— start Source records —

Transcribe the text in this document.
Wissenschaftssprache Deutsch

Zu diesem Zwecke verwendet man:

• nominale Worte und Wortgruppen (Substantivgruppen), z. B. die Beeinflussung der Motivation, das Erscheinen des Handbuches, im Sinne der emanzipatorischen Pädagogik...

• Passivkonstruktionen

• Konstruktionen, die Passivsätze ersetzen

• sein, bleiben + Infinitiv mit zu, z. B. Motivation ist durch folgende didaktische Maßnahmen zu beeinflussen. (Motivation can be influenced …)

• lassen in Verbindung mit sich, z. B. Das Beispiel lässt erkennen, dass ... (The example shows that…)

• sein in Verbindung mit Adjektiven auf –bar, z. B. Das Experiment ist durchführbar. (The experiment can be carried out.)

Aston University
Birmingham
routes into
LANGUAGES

— end Source records —

Objective
The records above must be repeated exactly, every one of them.

Output for this exercise
Transcribe the text in this document.
Wissenschaftssprache Deutsch

Zu diesem Zwecke verwendet man:

• nominale Worte und Wortgruppen (Substantivgruppen), z. B. die Beeinflussung der Motivation, das Erscheinen des Handbuches, im Sinne der emanzipatorischen Pädagogik...

• Passivkonstruktionen

• Konstruktionen, die Passivsätze ersetzen

• sein, bleiben + Infinitiv mit zu, z. B. Motivation ist durch folgende didaktische Maßnahmen zu beeinflussen. (Motivation can be influenced …)

• lassen in Verbindung mit sich, z. B. Das Beispiel lässt erkennen, dass ... (The example shows that…)

• sein in Verbindung mit Adjektiven auf –bar, z. B. Das Experiment ist durchführbar. (The experiment can be carried out.)

Aston University
Birmingham
routes into
LANGUAGES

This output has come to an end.